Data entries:
╭──
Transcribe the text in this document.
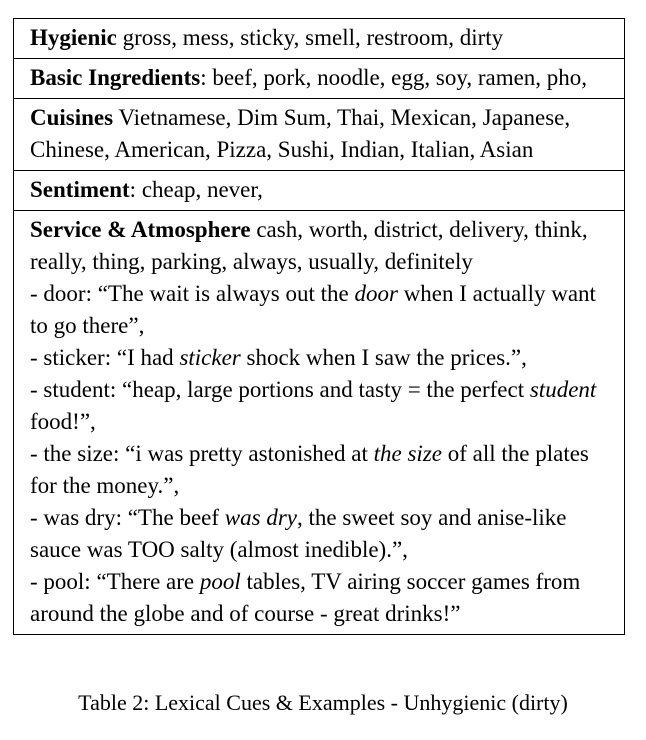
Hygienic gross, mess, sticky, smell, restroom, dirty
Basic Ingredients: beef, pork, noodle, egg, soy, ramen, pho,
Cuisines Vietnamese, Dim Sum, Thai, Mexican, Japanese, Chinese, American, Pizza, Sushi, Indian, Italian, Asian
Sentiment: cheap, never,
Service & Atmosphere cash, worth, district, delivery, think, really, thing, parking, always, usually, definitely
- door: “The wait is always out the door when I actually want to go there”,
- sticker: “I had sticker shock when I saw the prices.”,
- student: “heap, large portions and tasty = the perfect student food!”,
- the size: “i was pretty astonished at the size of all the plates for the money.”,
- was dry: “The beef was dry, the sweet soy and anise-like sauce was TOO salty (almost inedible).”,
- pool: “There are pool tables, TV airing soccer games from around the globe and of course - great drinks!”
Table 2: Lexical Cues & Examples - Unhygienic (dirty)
╰──
╭──
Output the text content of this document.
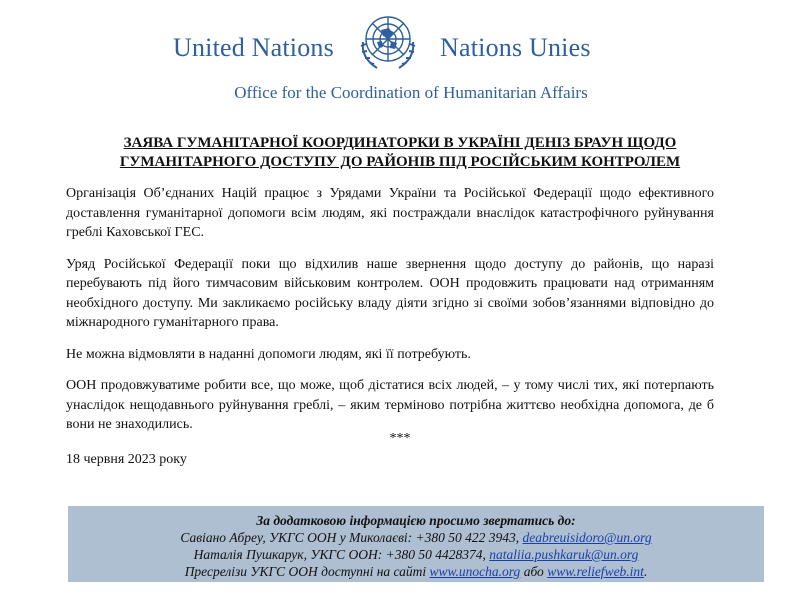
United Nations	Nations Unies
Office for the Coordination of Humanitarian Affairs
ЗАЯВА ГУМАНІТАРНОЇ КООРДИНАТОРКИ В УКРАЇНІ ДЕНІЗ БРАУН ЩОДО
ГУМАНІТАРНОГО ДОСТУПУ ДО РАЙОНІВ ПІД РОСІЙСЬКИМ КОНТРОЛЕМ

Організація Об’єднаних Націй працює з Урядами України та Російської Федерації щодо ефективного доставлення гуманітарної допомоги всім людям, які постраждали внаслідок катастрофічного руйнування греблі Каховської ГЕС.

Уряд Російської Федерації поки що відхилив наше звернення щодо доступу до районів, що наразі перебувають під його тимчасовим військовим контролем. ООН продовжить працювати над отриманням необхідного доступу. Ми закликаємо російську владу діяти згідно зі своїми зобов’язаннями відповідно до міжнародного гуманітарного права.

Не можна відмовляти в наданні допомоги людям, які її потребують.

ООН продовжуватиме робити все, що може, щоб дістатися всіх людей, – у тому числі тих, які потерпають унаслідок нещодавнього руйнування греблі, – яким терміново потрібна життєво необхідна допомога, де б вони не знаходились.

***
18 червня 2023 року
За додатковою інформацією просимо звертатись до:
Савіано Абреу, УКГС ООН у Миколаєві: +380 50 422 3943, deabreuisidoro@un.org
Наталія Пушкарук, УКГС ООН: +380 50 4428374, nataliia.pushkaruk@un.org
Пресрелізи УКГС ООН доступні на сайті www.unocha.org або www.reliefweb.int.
╰──
╭──
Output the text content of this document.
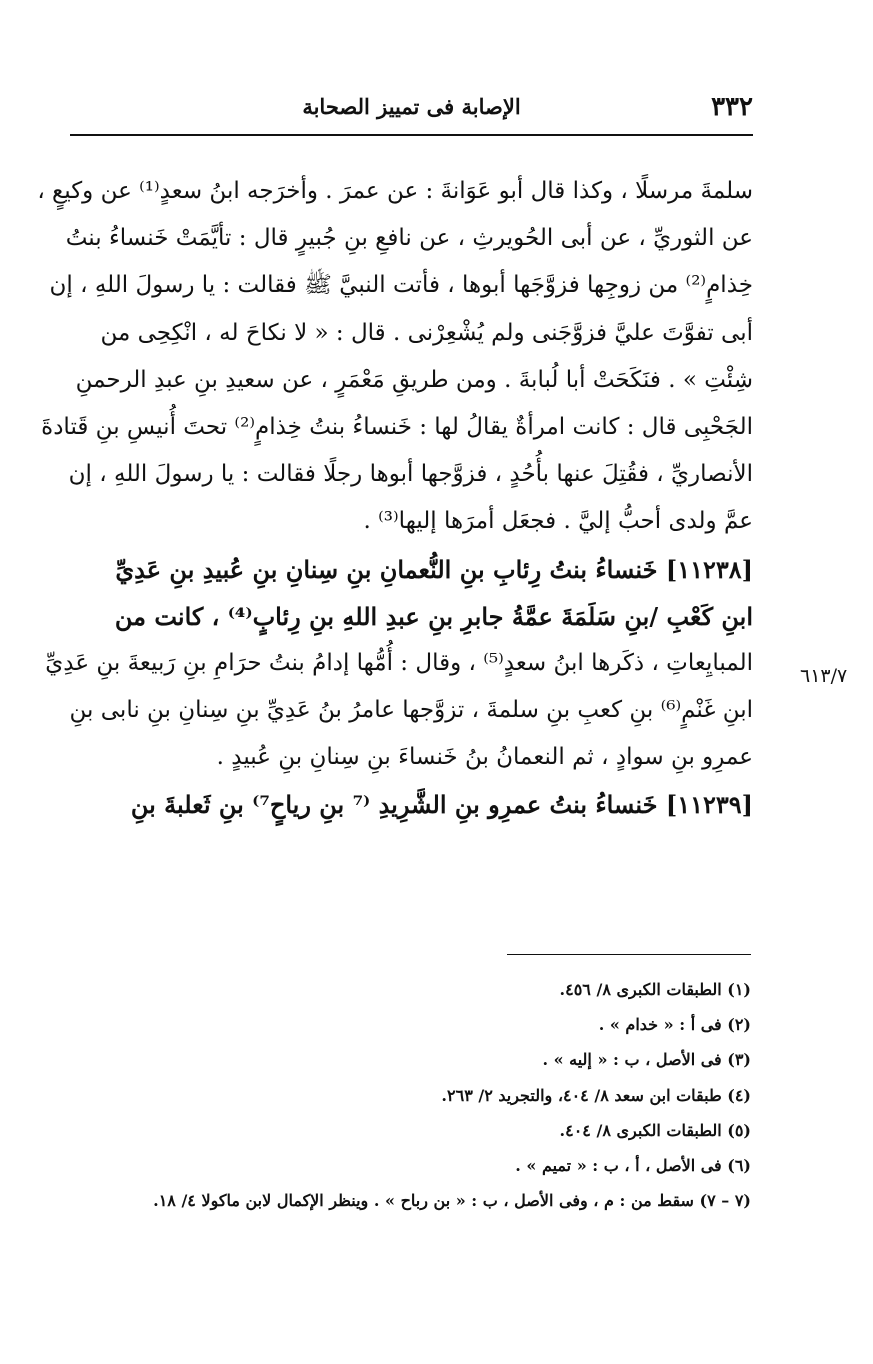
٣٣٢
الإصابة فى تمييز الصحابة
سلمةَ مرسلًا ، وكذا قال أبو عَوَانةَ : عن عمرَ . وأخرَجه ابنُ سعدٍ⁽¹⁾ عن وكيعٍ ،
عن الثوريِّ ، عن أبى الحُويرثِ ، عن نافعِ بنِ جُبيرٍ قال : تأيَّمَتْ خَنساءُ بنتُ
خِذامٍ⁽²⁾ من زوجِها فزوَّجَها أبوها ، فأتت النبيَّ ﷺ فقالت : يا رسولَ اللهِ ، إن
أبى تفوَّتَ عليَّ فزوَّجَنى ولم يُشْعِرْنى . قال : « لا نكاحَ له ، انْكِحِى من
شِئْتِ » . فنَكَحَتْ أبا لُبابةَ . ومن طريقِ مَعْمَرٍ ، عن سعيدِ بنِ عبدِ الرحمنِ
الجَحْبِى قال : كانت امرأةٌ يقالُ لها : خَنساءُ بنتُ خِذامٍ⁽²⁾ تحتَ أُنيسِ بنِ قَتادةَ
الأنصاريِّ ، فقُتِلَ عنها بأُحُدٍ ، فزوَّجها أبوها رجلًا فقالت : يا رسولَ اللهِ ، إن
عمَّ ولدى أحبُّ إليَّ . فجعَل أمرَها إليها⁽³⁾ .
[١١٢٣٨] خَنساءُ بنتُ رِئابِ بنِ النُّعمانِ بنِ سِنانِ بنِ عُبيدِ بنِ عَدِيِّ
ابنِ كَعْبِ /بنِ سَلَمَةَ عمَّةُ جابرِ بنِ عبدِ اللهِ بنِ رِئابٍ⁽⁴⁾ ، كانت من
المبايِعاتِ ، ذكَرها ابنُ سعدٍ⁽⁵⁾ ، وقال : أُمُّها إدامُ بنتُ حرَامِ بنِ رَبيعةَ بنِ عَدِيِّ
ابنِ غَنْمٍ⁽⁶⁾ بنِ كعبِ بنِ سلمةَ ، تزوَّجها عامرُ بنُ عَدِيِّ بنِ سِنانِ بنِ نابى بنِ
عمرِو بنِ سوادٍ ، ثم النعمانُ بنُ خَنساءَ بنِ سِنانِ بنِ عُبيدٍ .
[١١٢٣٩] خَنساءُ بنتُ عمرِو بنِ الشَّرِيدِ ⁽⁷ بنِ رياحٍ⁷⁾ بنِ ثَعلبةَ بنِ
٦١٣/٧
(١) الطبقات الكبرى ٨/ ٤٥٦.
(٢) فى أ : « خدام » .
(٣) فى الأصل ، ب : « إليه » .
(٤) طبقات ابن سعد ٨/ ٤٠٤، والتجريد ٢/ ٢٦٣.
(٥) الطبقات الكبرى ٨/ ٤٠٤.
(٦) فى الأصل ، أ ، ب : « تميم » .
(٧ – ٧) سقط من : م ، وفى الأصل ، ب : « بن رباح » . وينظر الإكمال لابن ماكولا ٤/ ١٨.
╰──
**Task requirements**
Copy all lines from the material that contain "الطبقات".

**Response for this exercise**
(١) الطبقات الكبرى ٨/ ٤٥٦.
(٥) الطبقات الكبرى ٨/ ٤٠٤.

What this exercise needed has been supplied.